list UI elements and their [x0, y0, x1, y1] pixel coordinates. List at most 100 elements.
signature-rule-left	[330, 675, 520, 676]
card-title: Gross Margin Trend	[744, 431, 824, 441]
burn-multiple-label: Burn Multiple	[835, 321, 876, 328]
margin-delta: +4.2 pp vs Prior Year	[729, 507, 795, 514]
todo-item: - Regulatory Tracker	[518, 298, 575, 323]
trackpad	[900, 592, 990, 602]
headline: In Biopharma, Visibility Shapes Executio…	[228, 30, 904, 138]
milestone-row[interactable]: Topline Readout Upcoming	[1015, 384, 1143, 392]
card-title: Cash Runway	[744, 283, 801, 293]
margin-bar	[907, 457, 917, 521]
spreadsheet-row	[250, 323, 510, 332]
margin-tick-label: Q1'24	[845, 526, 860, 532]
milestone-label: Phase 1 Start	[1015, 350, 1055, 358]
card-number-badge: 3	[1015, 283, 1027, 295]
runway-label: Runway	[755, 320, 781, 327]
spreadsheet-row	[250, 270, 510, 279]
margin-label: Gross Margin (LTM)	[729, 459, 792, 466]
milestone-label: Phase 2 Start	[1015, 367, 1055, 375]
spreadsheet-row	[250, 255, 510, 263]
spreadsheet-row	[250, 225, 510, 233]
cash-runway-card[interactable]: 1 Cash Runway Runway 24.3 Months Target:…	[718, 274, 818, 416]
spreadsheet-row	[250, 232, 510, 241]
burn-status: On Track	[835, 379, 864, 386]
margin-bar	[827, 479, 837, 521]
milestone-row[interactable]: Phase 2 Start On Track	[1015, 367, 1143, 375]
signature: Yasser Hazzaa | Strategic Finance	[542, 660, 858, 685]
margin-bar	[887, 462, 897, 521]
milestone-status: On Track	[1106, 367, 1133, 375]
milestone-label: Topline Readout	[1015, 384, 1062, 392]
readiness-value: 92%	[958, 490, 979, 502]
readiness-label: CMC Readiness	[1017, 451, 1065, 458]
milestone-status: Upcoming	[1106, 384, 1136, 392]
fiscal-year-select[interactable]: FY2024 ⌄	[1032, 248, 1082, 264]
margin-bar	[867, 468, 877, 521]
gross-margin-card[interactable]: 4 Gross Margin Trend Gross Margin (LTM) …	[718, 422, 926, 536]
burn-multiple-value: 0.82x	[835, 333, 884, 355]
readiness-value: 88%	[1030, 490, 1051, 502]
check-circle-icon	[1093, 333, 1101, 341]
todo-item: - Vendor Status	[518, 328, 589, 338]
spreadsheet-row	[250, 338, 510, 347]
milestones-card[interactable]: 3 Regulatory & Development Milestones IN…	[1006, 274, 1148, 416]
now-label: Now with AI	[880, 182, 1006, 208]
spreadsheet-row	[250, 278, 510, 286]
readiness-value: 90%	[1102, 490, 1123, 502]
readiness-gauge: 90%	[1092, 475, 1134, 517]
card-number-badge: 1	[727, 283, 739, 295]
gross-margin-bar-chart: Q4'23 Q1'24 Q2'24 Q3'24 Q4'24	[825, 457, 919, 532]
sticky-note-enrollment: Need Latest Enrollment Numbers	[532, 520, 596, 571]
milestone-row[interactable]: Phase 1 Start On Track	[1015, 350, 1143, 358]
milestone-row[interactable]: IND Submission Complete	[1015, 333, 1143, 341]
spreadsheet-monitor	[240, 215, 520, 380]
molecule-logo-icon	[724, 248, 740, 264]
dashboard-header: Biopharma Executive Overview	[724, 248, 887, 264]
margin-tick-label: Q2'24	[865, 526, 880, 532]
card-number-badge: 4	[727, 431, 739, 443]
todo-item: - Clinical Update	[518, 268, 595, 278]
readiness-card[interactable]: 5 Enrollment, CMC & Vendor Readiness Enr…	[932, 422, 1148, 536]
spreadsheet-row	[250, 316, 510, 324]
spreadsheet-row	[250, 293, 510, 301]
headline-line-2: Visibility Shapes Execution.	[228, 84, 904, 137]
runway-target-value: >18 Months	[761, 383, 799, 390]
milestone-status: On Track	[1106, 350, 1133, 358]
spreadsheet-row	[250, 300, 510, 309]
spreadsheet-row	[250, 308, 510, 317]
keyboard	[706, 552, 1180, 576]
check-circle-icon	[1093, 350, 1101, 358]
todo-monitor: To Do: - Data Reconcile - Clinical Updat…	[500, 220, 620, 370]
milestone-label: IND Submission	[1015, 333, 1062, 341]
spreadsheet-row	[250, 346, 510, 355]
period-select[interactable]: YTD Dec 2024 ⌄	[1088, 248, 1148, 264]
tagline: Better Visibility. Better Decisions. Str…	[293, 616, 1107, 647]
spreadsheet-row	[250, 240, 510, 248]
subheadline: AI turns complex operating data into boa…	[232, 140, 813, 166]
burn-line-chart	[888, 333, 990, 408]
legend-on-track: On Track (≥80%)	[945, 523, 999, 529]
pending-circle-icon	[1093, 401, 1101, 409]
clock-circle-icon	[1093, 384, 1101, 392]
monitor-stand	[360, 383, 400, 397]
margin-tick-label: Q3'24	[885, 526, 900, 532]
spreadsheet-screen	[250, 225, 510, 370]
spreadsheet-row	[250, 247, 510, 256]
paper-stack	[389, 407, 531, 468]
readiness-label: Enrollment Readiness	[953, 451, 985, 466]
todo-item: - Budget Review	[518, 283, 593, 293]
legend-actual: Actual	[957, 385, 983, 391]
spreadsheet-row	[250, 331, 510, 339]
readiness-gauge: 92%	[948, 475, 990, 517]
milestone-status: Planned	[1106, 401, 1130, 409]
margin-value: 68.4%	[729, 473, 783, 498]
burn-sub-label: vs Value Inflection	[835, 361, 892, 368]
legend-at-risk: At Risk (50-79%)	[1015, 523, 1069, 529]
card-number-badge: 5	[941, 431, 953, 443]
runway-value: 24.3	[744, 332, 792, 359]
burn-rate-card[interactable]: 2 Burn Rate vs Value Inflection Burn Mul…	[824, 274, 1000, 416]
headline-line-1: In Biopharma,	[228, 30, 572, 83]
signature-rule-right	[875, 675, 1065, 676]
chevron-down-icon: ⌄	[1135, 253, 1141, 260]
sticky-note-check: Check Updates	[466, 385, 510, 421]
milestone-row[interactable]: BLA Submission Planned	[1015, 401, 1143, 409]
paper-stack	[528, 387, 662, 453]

| Exercise description |
Print each of the lines above verbatim, with no alterations, omissions, or additions.

| Answer to this problem |
list UI elements and their [x0, y0, x1, y1] pixel coordinates. List at most 100 elements.
signature-rule-left	[330, 675, 520, 676]
card-title: Gross Margin Trend	[744, 431, 824, 441]
burn-multiple-label: Burn Multiple	[835, 321, 876, 328]
margin-delta: +4.2 pp vs Prior Year	[729, 507, 795, 514]
todo-item: - Regulatory Tracker	[518, 298, 575, 323]
trackpad	[900, 592, 990, 602]
headline: In Biopharma, Visibility Shapes Executio…	[228, 30, 904, 138]
milestone-row[interactable]: Topline Readout Upcoming	[1015, 384, 1143, 392]
card-title: Cash Runway	[744, 283, 801, 293]
margin-bar	[907, 457, 917, 521]
spreadsheet-row	[250, 323, 510, 332]
margin-tick-label: Q1'24	[845, 526, 860, 532]
milestone-label: Phase 1 Start	[1015, 350, 1055, 358]
card-number-badge: 3	[1015, 283, 1027, 295]
runway-label: Runway	[755, 320, 781, 327]
spreadsheet-row	[250, 270, 510, 279]
margin-label: Gross Margin (LTM)	[729, 459, 792, 466]
milestone-label: Phase 2 Start	[1015, 367, 1055, 375]
spreadsheet-row	[250, 255, 510, 263]
spreadsheet-row	[250, 225, 510, 233]
cash-runway-card[interactable]: 1 Cash Runway Runway 24.3 Months Target:…	[718, 274, 818, 416]
spreadsheet-row	[250, 232, 510, 241]
burn-status: On Track	[835, 379, 864, 386]
margin-bar	[827, 479, 837, 521]
milestone-row[interactable]: Phase 2 Start On Track	[1015, 367, 1143, 375]
signature: Yasser Hazzaa | Strategic Finance	[542, 660, 858, 685]
margin-bar	[887, 462, 897, 521]
milestone-status: On Track	[1106, 367, 1133, 375]
milestone-label: Topline Readout	[1015, 384, 1062, 392]
readiness-value: 92%	[958, 490, 979, 502]
readiness-label: CMC Readiness	[1017, 451, 1065, 458]
milestone-status: Upcoming	[1106, 384, 1136, 392]
fiscal-year-select[interactable]: FY2024 ⌄	[1032, 248, 1082, 264]
margin-bar	[867, 468, 877, 521]
gross-margin-card[interactable]: 4 Gross Margin Trend Gross Margin (LTM) …	[718, 422, 926, 536]
burn-multiple-value: 0.82x	[835, 333, 884, 355]
readiness-value: 88%	[1030, 490, 1051, 502]
check-circle-icon	[1093, 333, 1101, 341]
todo-item: - Vendor Status	[518, 328, 589, 338]
spreadsheet-row	[250, 338, 510, 347]
milestones-card[interactable]: 3 Regulatory & Development Milestones IN…	[1006, 274, 1148, 416]
now-label: Now with AI	[880, 182, 1006, 208]
spreadsheet-row	[250, 278, 510, 286]
readiness-value: 90%	[1102, 490, 1123, 502]
readiness-gauge: 90%	[1092, 475, 1134, 517]
card-number-badge: 1	[727, 283, 739, 295]
gross-margin-bar-chart: Q4'23 Q1'24 Q2'24 Q3'24 Q4'24	[825, 457, 919, 532]
sticky-note-enrollment: Need Latest Enrollment Numbers	[532, 520, 596, 571]
milestone-row[interactable]: Phase 1 Start On Track	[1015, 350, 1143, 358]
milestone-row[interactable]: IND Submission Complete	[1015, 333, 1143, 341]
spreadsheet-monitor	[240, 215, 520, 380]
molecule-logo-icon	[724, 248, 740, 264]
dashboard-header: Biopharma Executive Overview	[724, 248, 887, 264]
margin-tick-label: Q2'24	[865, 526, 880, 532]
card-number-badge: 4	[727, 431, 739, 443]
todo-item: - Clinical Update	[518, 268, 595, 278]
readiness-card[interactable]: 5 Enrollment, CMC & Vendor Readiness Enr…	[932, 422, 1148, 536]
spreadsheet-row	[250, 316, 510, 324]
spreadsheet-row	[250, 293, 510, 301]
headline-line-2: Visibility Shapes Execution.	[228, 84, 904, 137]
runway-target-value: >18 Months	[761, 383, 799, 390]
milestone-status: On Track	[1106, 350, 1133, 358]
spreadsheet-row	[250, 300, 510, 309]
spreadsheet-row	[250, 308, 510, 317]
keyboard	[706, 552, 1180, 576]
check-circle-icon	[1093, 350, 1101, 358]
todo-monitor: To Do: - Data Reconcile - Clinical Updat…	[500, 220, 620, 370]
milestone-label: IND Submission	[1015, 333, 1062, 341]
spreadsheet-row	[250, 346, 510, 355]
period-select[interactable]: YTD Dec 2024 ⌄	[1088, 248, 1148, 264]
tagline: Better Visibility. Better Decisions. Str…	[293, 616, 1107, 647]
spreadsheet-row	[250, 240, 510, 248]
subheadline: AI turns complex operating data into boa…	[232, 140, 813, 166]
burn-line-chart	[888, 333, 990, 408]
legend-on-track: On Track (≥80%)	[945, 523, 999, 529]
pending-circle-icon	[1093, 401, 1101, 409]
clock-circle-icon	[1093, 384, 1101, 392]
monitor-stand	[360, 383, 400, 397]
margin-tick-label: Q3'24	[885, 526, 900, 532]
spreadsheet-screen	[250, 225, 510, 370]
spreadsheet-row	[250, 247, 510, 256]
paper-stack	[389, 407, 531, 468]
readiness-label: Enrollment Readiness	[953, 451, 985, 466]
todo-item: - Budget Review	[518, 283, 593, 293]
legend-actual: Actual	[957, 385, 983, 391]
spreadsheet-row	[250, 331, 510, 339]
readiness-gauge: 92%	[948, 475, 990, 517]
milestone-status: Planned	[1106, 401, 1130, 409]
margin-value: 68.4%	[729, 473, 783, 498]
burn-sub-label: vs Value Inflection	[835, 361, 892, 368]
legend-at-risk: At Risk (50-79%)	[1015, 523, 1069, 529]
card-number-badge: 5	[941, 431, 953, 443]
runway-value: 24.3	[744, 332, 792, 359]
burn-rate-card[interactable]: 2 Burn Rate vs Value Inflection Burn Mul…	[824, 274, 1000, 416]
headline-line-1: In Biopharma,	[228, 30, 572, 83]
signature-rule-right	[875, 675, 1065, 676]
chevron-down-icon: ⌄	[1135, 253, 1141, 260]
sticky-note-check: Check Updates	[466, 385, 510, 421]
milestone-row[interactable]: BLA Submission Planned	[1015, 401, 1143, 409]
paper-stack	[528, 387, 662, 453]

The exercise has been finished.